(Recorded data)

··········

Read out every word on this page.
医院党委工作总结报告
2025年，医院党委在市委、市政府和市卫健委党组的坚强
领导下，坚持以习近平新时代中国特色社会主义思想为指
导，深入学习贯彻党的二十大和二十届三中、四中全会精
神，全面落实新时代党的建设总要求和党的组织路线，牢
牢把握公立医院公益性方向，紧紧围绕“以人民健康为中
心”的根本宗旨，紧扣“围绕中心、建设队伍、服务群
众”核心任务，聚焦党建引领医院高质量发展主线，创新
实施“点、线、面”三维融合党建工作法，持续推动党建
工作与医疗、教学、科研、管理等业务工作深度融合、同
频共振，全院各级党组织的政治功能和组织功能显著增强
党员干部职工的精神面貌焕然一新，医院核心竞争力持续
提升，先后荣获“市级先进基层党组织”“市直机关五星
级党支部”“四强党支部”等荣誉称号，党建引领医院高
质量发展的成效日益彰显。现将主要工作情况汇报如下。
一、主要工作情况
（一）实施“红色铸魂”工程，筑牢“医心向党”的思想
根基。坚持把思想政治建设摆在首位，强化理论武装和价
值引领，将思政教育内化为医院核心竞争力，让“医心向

··········

PROBLEM TO SOLVE »
Your task is to retype all the records above with nothing left out.

WRITTEN RESPONSE »
Read out every word on this page.
医院党委工作总结报告
2025年，医院党委在市委、市政府和市卫健委党组的坚强
领导下，坚持以习近平新时代中国特色社会主义思想为指
导，深入学习贯彻党的二十大和二十届三中、四中全会精
神，全面落实新时代党的建设总要求和党的组织路线，牢
牢把握公立医院公益性方向，紧紧围绕“以人民健康为中
心”的根本宗旨，紧扣“围绕中心、建设队伍、服务群
众”核心任务，聚焦党建引领医院高质量发展主线，创新
实施“点、线、面”三维融合党建工作法，持续推动党建
工作与医疗、教学、科研、管理等业务工作深度融合、同
频共振，全院各级党组织的政治功能和组织功能显著增强
党员干部职工的精神面貌焕然一新，医院核心竞争力持续
提升，先后荣获“市级先进基层党组织”“市直机关五星
级党支部”“四强党支部”等荣誉称号，党建引领医院高
质量发展的成效日益彰显。现将主要工作情况汇报如下。
一、主要工作情况
（一）实施“红色铸魂”工程，筑牢“医心向党”的思想
根基。坚持把思想政治建设摆在首位，强化理论武装和价
值引领，将思政教育内化为医院核心竞争力，让“医心向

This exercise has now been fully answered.